## STATED TASK
Using the data below, copy every line that contains the word "韓国で松明デモ".

## GIVEN RECORDS
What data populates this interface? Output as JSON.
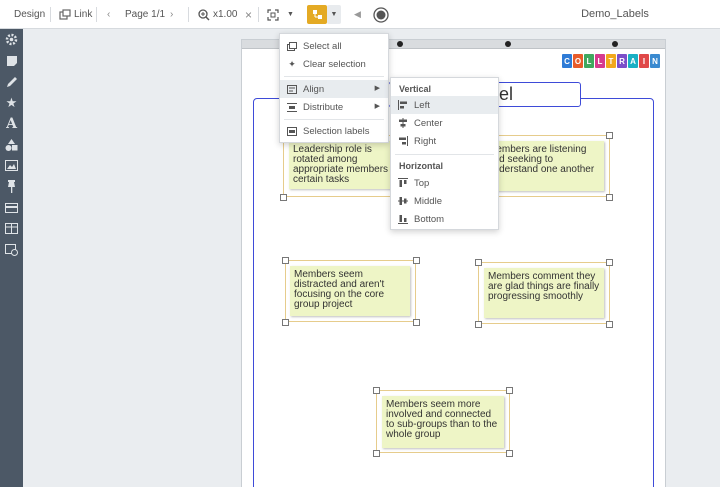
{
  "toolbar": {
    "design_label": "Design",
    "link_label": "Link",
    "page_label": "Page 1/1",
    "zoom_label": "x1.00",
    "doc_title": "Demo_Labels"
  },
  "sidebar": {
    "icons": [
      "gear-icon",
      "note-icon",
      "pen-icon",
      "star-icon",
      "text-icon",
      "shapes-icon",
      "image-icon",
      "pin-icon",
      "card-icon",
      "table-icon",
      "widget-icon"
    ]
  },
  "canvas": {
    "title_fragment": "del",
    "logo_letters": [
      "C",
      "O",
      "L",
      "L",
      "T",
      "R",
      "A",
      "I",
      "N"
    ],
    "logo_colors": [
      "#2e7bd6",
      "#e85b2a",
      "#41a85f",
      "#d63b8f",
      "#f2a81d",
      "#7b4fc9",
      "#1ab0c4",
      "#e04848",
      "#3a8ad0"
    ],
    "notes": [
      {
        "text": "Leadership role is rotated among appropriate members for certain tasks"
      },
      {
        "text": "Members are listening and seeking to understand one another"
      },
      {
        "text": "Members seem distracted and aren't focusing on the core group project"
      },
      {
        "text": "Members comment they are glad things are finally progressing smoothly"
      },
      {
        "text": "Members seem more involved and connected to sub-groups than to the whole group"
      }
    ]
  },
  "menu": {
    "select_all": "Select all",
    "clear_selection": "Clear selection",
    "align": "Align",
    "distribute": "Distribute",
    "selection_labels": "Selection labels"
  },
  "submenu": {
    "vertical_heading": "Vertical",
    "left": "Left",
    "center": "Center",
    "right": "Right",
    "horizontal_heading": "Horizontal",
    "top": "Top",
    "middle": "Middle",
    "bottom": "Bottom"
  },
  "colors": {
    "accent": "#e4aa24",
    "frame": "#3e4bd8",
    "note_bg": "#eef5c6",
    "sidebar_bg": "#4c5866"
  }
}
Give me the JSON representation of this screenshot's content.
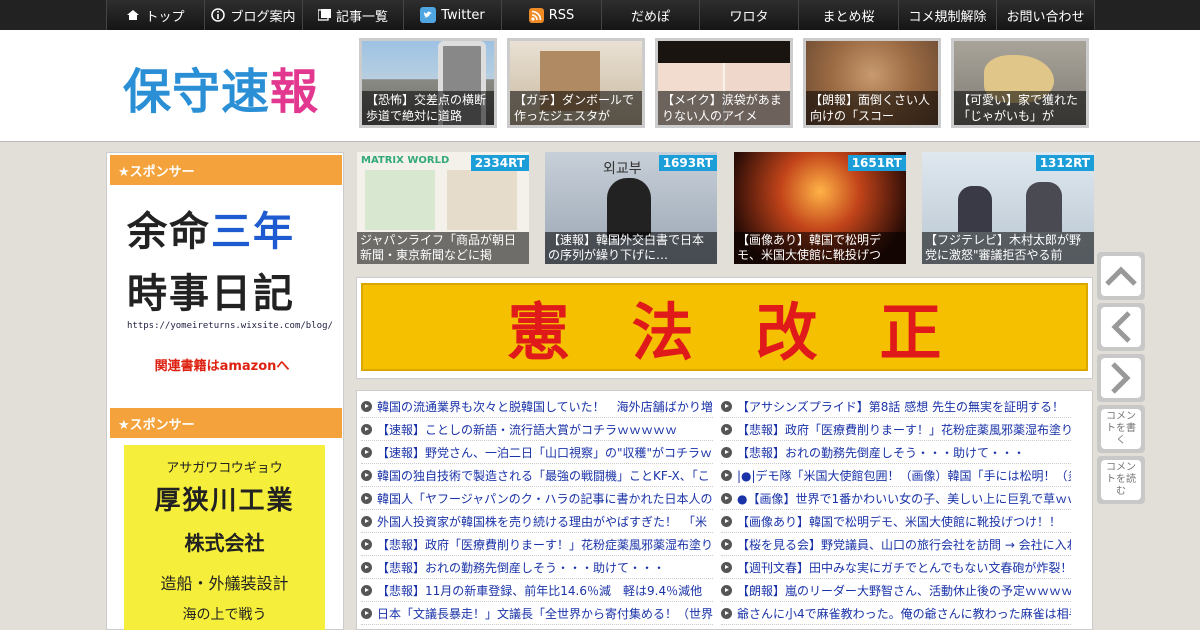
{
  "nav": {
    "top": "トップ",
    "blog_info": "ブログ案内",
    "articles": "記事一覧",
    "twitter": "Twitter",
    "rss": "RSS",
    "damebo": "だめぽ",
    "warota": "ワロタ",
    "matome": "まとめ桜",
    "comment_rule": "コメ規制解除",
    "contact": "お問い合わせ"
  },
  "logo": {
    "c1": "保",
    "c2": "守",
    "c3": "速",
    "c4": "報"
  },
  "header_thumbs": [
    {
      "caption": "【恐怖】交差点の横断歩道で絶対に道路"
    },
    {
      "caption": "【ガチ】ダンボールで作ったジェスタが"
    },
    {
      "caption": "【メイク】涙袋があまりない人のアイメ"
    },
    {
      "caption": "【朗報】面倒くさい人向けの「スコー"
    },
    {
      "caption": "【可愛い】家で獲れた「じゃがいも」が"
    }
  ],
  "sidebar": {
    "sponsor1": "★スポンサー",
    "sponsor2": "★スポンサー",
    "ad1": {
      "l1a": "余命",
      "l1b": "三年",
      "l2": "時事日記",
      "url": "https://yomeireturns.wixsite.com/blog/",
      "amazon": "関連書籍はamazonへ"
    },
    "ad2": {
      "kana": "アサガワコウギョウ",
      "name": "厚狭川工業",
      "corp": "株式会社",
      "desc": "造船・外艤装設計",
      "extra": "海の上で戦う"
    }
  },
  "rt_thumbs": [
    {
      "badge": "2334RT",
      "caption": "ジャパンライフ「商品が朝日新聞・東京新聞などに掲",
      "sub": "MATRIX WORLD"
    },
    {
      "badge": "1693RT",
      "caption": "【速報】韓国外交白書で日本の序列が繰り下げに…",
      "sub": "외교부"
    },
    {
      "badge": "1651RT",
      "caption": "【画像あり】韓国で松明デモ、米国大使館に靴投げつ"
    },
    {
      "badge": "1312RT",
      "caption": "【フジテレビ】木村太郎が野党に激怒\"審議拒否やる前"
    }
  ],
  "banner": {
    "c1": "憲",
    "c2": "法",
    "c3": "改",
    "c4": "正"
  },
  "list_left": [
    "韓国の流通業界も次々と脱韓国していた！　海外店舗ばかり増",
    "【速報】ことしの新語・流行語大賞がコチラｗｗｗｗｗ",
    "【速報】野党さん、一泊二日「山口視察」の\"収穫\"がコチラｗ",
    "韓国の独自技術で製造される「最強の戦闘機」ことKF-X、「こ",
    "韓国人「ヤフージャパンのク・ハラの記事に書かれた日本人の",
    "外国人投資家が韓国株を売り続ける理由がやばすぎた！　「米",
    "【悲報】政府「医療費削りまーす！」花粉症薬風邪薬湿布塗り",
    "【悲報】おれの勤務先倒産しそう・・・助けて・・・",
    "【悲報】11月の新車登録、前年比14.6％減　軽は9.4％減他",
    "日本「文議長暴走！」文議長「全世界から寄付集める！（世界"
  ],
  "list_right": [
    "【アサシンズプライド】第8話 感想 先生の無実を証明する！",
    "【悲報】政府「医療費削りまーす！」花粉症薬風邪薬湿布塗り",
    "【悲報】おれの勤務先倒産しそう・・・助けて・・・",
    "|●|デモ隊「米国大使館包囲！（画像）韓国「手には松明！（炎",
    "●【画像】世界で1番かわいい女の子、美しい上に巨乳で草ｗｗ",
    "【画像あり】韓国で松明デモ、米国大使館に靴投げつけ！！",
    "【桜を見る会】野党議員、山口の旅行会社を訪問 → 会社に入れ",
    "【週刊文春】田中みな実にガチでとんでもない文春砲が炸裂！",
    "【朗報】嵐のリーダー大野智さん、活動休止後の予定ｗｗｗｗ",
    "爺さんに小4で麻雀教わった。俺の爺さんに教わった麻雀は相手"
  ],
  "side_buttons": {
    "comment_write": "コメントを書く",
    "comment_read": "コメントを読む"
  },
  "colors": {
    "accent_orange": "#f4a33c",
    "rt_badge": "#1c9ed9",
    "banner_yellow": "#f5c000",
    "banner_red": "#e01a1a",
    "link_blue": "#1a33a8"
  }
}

## THE REPLY
      "caption": "【画像あり】韓国で松明デモ、米国大使館に靴投げつ"
    "【画像あり】韓国で松明デモ、米国大使館に靴投げつけ！！",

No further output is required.